| INFORMATION GIVEN |

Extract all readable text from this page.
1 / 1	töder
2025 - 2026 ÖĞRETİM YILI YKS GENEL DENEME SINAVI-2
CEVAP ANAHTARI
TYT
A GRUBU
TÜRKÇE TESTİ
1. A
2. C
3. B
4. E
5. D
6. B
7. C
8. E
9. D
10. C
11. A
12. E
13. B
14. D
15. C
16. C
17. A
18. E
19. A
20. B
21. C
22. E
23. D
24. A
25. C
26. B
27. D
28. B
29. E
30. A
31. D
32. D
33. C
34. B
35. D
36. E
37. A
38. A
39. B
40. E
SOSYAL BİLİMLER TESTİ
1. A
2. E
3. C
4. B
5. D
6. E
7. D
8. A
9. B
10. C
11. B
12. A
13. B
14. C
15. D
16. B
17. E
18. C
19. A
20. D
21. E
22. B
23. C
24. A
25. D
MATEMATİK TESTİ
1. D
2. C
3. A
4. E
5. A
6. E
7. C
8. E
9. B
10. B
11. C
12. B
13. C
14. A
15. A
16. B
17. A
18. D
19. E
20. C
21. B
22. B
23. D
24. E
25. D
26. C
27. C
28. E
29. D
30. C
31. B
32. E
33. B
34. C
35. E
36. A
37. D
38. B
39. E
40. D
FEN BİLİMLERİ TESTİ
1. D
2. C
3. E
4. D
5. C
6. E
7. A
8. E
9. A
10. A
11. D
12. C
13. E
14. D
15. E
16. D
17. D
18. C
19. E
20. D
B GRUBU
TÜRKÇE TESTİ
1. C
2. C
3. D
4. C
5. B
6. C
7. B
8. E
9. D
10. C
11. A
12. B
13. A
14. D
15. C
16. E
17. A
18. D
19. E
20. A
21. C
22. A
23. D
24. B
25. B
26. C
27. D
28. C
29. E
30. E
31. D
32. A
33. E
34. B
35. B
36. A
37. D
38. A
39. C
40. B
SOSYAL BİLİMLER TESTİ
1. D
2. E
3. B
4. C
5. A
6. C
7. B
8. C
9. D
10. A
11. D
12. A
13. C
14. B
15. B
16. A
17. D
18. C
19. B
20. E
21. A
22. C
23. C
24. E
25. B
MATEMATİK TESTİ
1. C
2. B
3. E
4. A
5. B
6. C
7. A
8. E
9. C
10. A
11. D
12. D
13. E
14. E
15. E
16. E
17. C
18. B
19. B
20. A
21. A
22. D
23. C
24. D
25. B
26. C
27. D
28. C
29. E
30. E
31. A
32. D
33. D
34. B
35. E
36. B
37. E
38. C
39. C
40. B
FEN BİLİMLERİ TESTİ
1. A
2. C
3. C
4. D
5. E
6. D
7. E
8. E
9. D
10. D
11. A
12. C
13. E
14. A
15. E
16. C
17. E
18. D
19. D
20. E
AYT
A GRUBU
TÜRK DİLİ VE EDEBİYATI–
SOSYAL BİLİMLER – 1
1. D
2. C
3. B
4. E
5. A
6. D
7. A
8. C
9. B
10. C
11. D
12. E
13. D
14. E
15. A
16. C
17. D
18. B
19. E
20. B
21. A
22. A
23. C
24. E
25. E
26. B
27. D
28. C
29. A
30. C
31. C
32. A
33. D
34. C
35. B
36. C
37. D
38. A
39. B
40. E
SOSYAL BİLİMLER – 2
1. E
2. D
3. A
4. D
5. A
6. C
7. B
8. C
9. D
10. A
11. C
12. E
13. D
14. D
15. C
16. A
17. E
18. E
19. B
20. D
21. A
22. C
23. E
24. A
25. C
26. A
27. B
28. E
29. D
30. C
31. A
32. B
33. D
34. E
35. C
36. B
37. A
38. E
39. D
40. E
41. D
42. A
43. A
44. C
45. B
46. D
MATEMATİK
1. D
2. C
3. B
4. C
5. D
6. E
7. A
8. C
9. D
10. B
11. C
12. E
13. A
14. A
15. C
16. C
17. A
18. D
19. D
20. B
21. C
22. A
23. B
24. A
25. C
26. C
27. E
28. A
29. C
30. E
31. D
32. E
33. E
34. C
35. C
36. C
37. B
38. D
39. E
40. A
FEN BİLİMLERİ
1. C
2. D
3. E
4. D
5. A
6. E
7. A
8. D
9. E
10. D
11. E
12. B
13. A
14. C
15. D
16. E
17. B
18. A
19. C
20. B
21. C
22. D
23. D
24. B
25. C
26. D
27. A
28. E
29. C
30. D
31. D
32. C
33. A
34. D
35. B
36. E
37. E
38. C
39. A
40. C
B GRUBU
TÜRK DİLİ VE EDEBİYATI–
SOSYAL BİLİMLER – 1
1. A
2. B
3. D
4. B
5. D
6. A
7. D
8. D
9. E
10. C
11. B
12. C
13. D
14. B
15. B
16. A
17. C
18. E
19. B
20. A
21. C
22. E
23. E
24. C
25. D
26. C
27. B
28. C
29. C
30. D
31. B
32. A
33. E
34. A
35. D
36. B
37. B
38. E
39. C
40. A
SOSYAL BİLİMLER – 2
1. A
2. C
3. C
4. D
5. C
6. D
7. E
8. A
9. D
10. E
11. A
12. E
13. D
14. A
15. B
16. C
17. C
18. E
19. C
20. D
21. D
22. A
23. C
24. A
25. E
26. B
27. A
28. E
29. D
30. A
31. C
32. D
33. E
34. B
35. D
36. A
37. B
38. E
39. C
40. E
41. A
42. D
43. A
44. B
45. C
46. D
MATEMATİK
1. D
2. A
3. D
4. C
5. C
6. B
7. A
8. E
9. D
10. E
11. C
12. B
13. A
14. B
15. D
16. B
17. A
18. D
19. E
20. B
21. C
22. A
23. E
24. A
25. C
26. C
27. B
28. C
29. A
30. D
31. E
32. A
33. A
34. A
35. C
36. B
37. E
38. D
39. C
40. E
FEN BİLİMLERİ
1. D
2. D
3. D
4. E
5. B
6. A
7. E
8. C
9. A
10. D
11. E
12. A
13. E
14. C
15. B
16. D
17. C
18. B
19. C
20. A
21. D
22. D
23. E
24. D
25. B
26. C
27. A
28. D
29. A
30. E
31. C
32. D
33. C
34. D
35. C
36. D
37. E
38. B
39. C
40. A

| EXERCISE TASK |
Transcribe every entry word for word.

| EXPECTED OUTPUT |
Extract all readable text from this page.
1 / 1	töder
2025 - 2026 ÖĞRETİM YILI YKS GENEL DENEME SINAVI-2
CEVAP ANAHTARI
TYT
A GRUBU
TÜRKÇE TESTİ
1. A
2. C
3. B
4. E
5. D
6. B
7. C
8. E
9. D
10. C
11. A
12. E
13. B
14. D
15. C
16. C
17. A
18. E
19. A
20. B
21. C
22. E
23. D
24. A
25. C
26. B
27. D
28. B
29. E
30. A
31. D
32. D
33. C
34. B
35. D
36. E
37. A
38. A
39. B
40. E
SOSYAL BİLİMLER TESTİ
1. A
2. E
3. C
4. B
5. D
6. E
7. D
8. A
9. B
10. C
11. B
12. A
13. B
14. C
15. D
16. B
17. E
18. C
19. A
20. D
21. E
22. B
23. C
24. A
25. D
MATEMATİK TESTİ
1. D
2. C
3. A
4. E
5. A
6. E
7. C
8. E
9. B
10. B
11. C
12. B
13. C
14. A
15. A
16. B
17. A
18. D
19. E
20. C
21. B
22. B
23. D
24. E
25. D
26. C
27. C
28. E
29. D
30. C
31. B
32. E
33. B
34. C
35. E
36. A
37. D
38. B
39. E
40. D
FEN BİLİMLERİ TESTİ
1. D
2. C
3. E
4. D
5. C
6. E
7. A
8. E
9. A
10. A
11. D
12. C
13. E
14. D
15. E
16. D
17. D
18. C
19. E
20. D
B GRUBU
TÜRKÇE TESTİ
1. C
2. C
3. D
4. C
5. B
6. C
7. B
8. E
9. D
10. C
11. A
12. B
13. A
14. D
15. C
16. E
17. A
18. D
19. E
20. A
21. C
22. A
23. D
24. B
25. B
26. C
27. D
28. C
29. E
30. E
31. D
32. A
33. E
34. B
35. B
36. A
37. D
38. A
39. C
40. B
SOSYAL BİLİMLER TESTİ
1. D
2. E
3. B
4. C
5. A
6. C
7. B
8. C
9. D
10. A
11. D
12. A
13. C
14. B
15. B
16. A
17. D
18. C
19. B
20. E
21. A
22. C
23. C
24. E
25. B
MATEMATİK TESTİ
1. C
2. B
3. E
4. A
5. B
6. C
7. A
8. E
9. C
10. A
11. D
12. D
13. E
14. E
15. E
16. E
17. C
18. B
19. B
20. A
21. A
22. D
23. C
24. D
25. B
26. C
27. D
28. C
29. E
30. E
31. A
32. D
33. D
34. B
35. E
36. B
37. E
38. C
39. C
40. B
FEN BİLİMLERİ TESTİ
1. A
2. C
3. C
4. D
5. E
6. D
7. E
8. E
9. D
10. D
11. A
12. C
13. E
14. A
15. E
16. C
17. E
18. D
19. D
20. E
AYT
A GRUBU
TÜRK DİLİ VE EDEBİYATI–
SOSYAL BİLİMLER – 1
1. D
2. C
3. B
4. E
5. A
6. D
7. A
8. C
9. B
10. C
11. D
12. E
13. D
14. E
15. A
16. C
17. D
18. B
19. E
20. B
21. A
22. A
23. C
24. E
25. E
26. B
27. D
28. C
29. A
30. C
31. C
32. A
33. D
34. C
35. B
36. C
37. D
38. A
39. B
40. E
SOSYAL BİLİMLER – 2
1. E
2. D
3. A
4. D
5. A
6. C
7. B
8. C
9. D
10. A
11. C
12. E
13. D
14. D
15. C
16. A
17. E
18. E
19. B
20. D
21. A
22. C
23. E
24. A
25. C
26. A
27. B
28. E
29. D
30. C
31. A
32. B
33. D
34. E
35. C
36. B
37. A
38. E
39. D
40. E
41. D
42. A
43. A
44. C
45. B
46. D
MATEMATİK
1. D
2. C
3. B
4. C
5. D
6. E
7. A
8. C
9. D
10. B
11. C
12. E
13. A
14. A
15. C
16. C
17. A
18. D
19. D
20. B
21. C
22. A
23. B
24. A
25. C
26. C
27. E
28. A
29. C
30. E
31. D
32. E
33. E
34. C
35. C
36. C
37. B
38. D
39. E
40. A
FEN BİLİMLERİ
1. C
2. D
3. E
4. D
5. A
6. E
7. A
8. D
9. E
10. D
11. E
12. B
13. A
14. C
15. D
16. E
17. B
18. A
19. C
20. B
21. C
22. D
23. D
24. B
25. C
26. D
27. A
28. E
29. C
30. D
31. D
32. C
33. A
34. D
35. B
36. E
37. E
38. C
39. A
40. C
B GRUBU
TÜRK DİLİ VE EDEBİYATI–
SOSYAL BİLİMLER – 1
1. A
2. B
3. D
4. B
5. D
6. A
7. D
8. D
9. E
10. C
11. B
12. C
13. D
14. B
15. B
16. A
17. C
18. E
19. B
20. A
21. C
22. E
23. E
24. C
25. D
26. C
27. B
28. C
29. C
30. D
31. B
32. A
33. E
34. A
35. D
36. B
37. B
38. E
39. C
40. A
SOSYAL BİLİMLER – 2
1. A
2. C
3. C
4. D
5. C
6. D
7. E
8. A
9. D
10. E
11. A
12. E
13. D
14. A
15. B
16. C
17. C
18. E
19. C
20. D
21. D
22. A
23. C
24. A
25. E
26. B
27. A
28. E
29. D
30. A
31. C
32. D
33. E
34. B
35. D
36. A
37. B
38. E
39. C
40. E
41. A
42. D
43. A
44. B
45. C
46. D
MATEMATİK
1. D
2. A
3. D
4. C
5. C
6. B
7. A
8. E
9. D
10. E
11. C
12. B
13. A
14. B
15. D
16. B
17. A
18. D
19. E
20. B
21. C
22. A
23. E
24. A
25. C
26. C
27. B
28. C
29. A
30. D
31. E
32. A
33. A
34. A
35. C
36. B
37. E
38. D
39. C
40. E
FEN BİLİMLERİ
1. D
2. D
3. D
4. E
5. B
6. A
7. E
8. C
9. A
10. D
11. E
12. A
13. E
14. C
15. B
16. D
17. C
18. B
19. C
20. A
21. D
22. D
23. E
24. D
25. B
26. C
27. A
28. D
29. A
30. E
31. C
32. D
33. C
34. D
35. C
36. D
37. E
38. B
39. C
40. A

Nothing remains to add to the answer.